▶ _AIM_
Of all the lines in the material, how many include the word "Code"? Give only the number.

◇ ◇ ◇ ◇ ◇

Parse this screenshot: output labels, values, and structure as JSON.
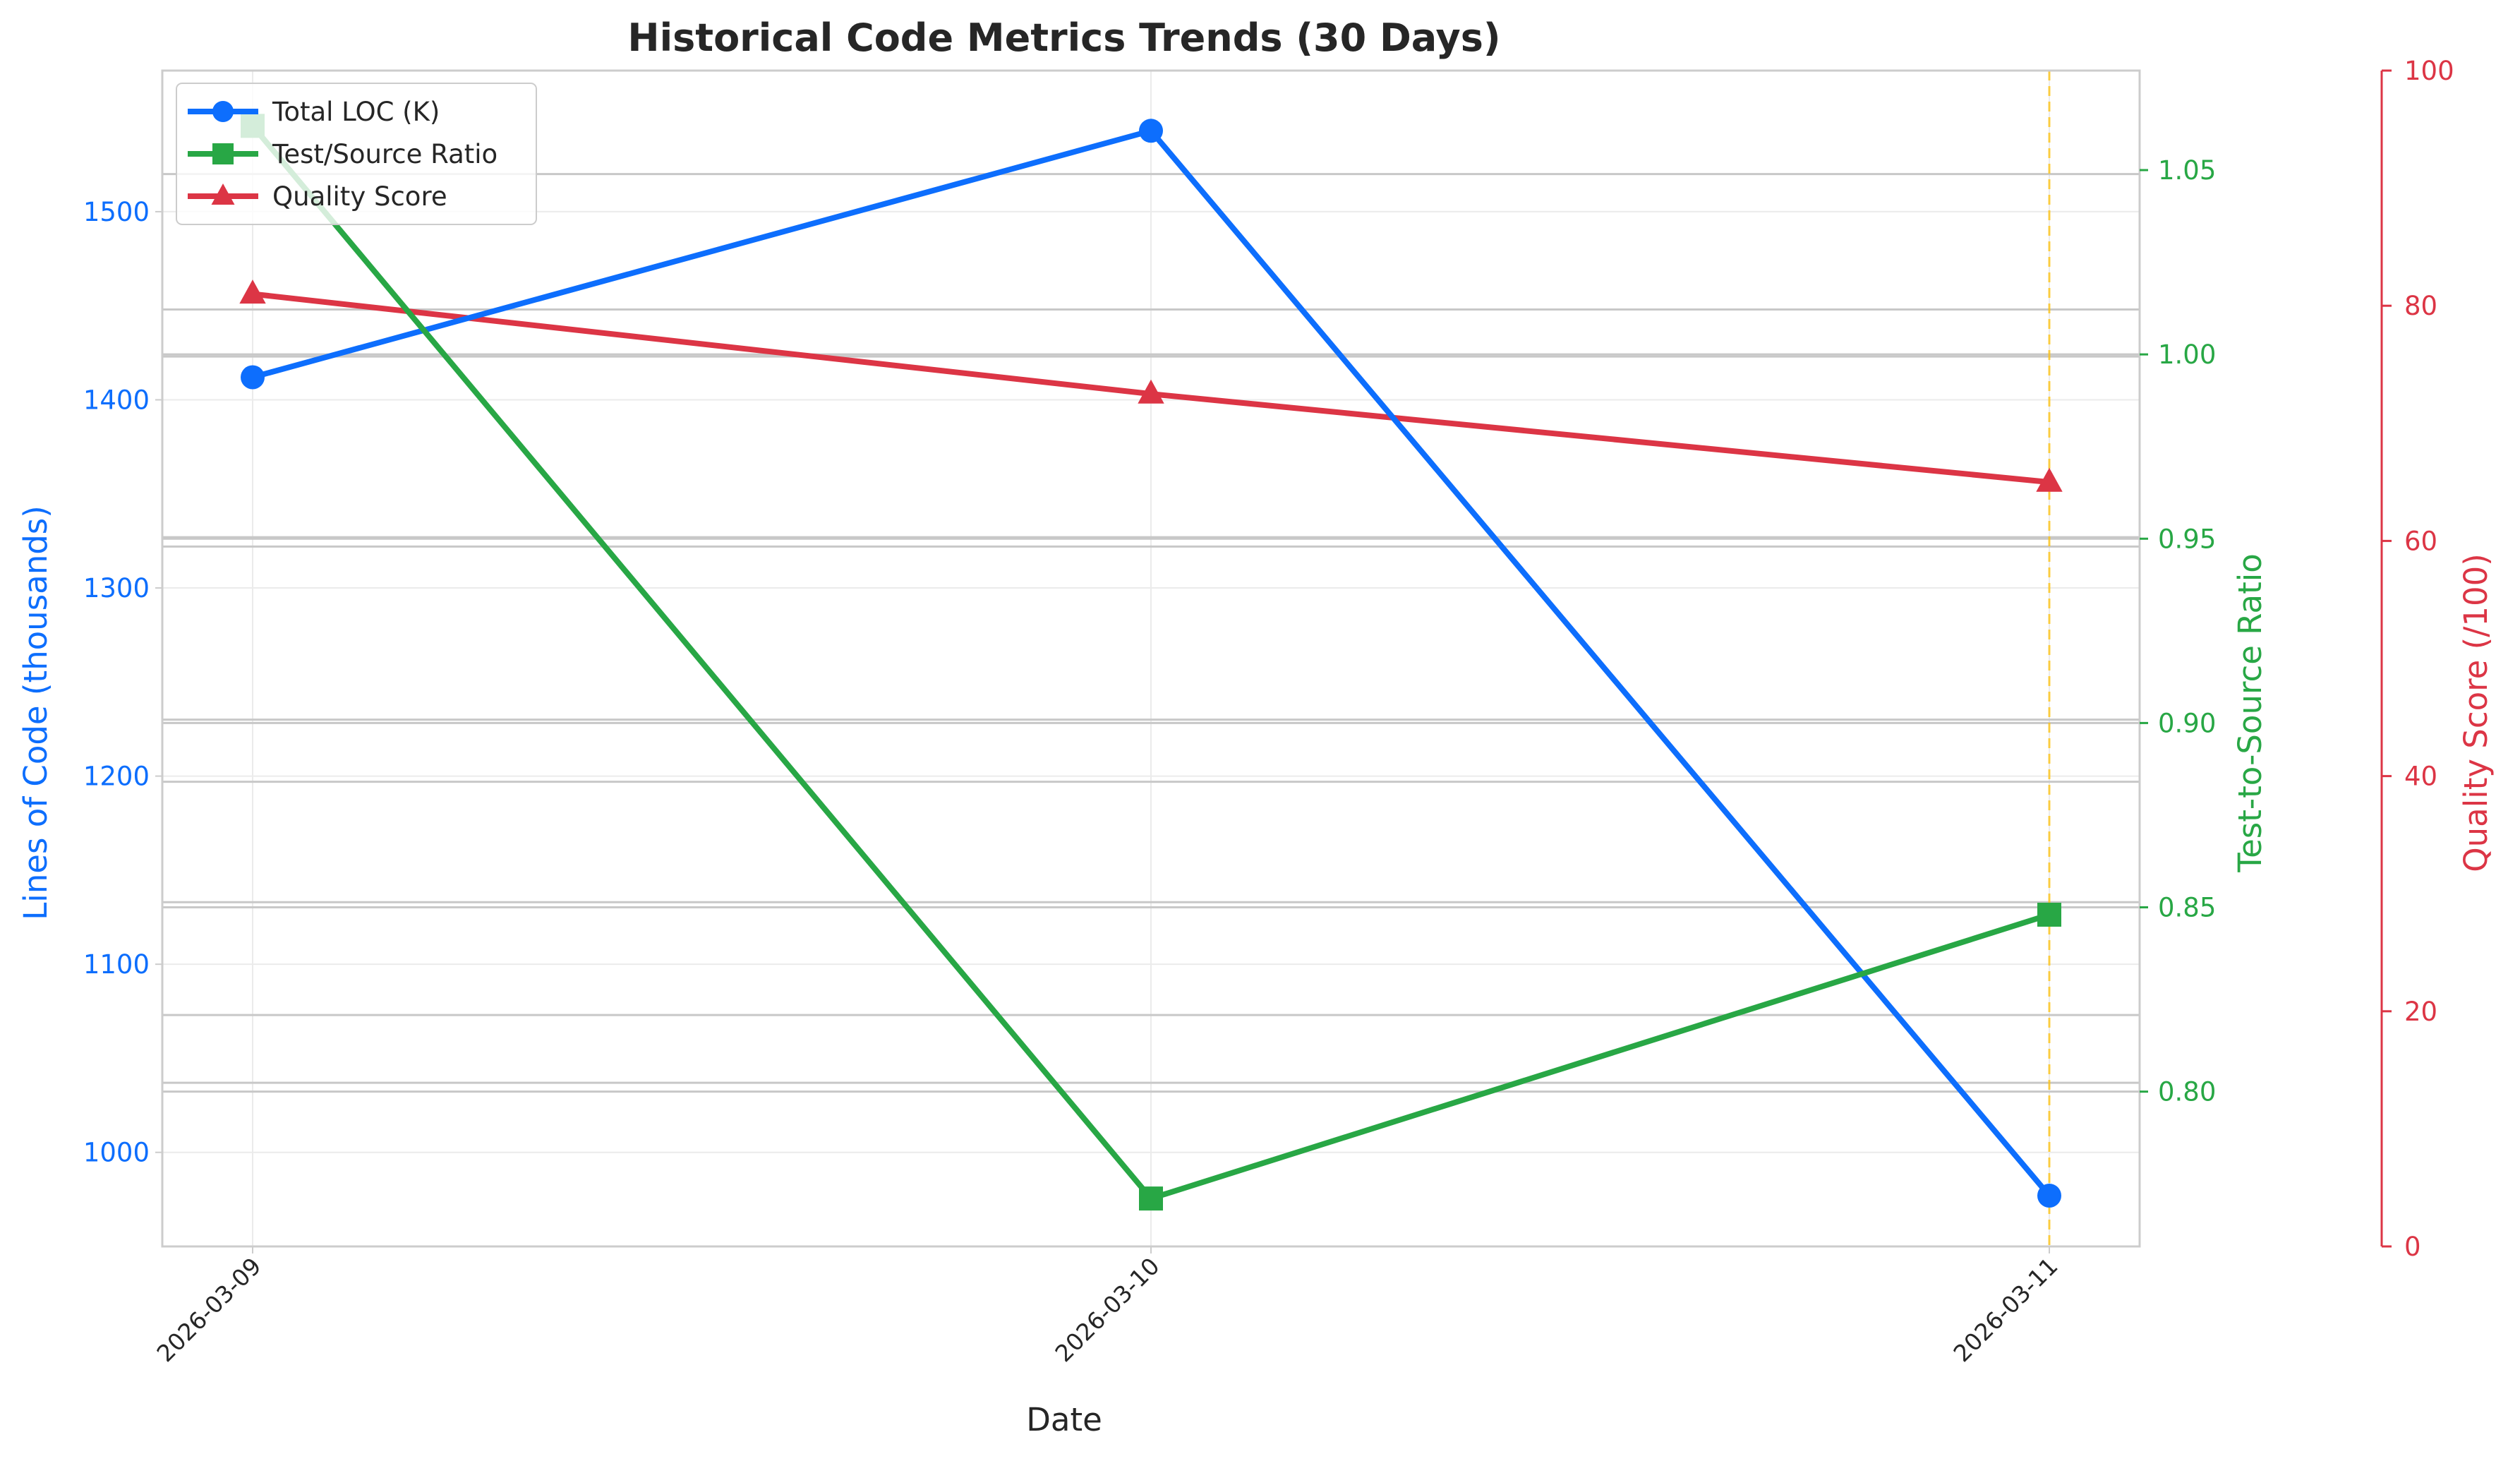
{
  "colors": {
    "loc": "#0d6efd",
    "ratio": "#28a745",
    "quality": "#dc3545",
    "marker_line": "#ffc107",
    "grid": "#ebebeb",
    "axes": "#cccccc",
    "ref_lines": "#c8c8c8",
    "text": "#262626"
  },
  "chart_data": {
    "type": "line",
    "title": "Historical Code Metrics Trends (30 Days)",
    "xlabel": "Date",
    "categories": [
      "2026-03-09",
      "2026-03-10",
      "2026-03-11"
    ],
    "axes": {
      "left": {
        "label": "Lines of Code (thousands)",
        "ylim": [
          950,
          1575
        ],
        "ticks": [
          1000,
          1100,
          1200,
          1300,
          1400,
          1500
        ]
      },
      "right": {
        "label": "Test-to-Source Ratio",
        "ylim": [
          0.758,
          1.077
        ],
        "ticks": [
          "0.80",
          "0.85",
          "0.90",
          "0.95",
          "1.00",
          "1.05"
        ]
      },
      "right2": {
        "label": "Quality Score (/100)",
        "ylim": [
          0,
          100
        ],
        "ticks": [
          0,
          20,
          40,
          60,
          80,
          100
        ]
      }
    },
    "series": [
      {
        "name": "Total LOC (K)",
        "axis": "left",
        "marker": "circle",
        "values": [
          1412,
          1543,
          977
        ]
      },
      {
        "name": "Test/Source Ratio",
        "axis": "right",
        "marker": "square",
        "values": [
          1.062,
          0.771,
          0.848
        ]
      },
      {
        "name": "Quality Score",
        "axis": "right2",
        "marker": "triangle",
        "values": [
          81,
          72.5,
          65
        ]
      }
    ],
    "reference_lines_ratio": [
      1.0,
      0.95,
      0.9,
      0.85,
      0.8
    ],
    "reference_lines_loc": [
      1520,
      1448,
      1423,
      1327,
      1322,
      1230,
      1197,
      1133,
      1073,
      1037
    ],
    "highlight_category": "2026-03-11",
    "grid": true,
    "legend": "upper-left"
  }
}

◇ ◇ ◇ ◇ ◇

▶ _ANSWER FOR THE TASK_
2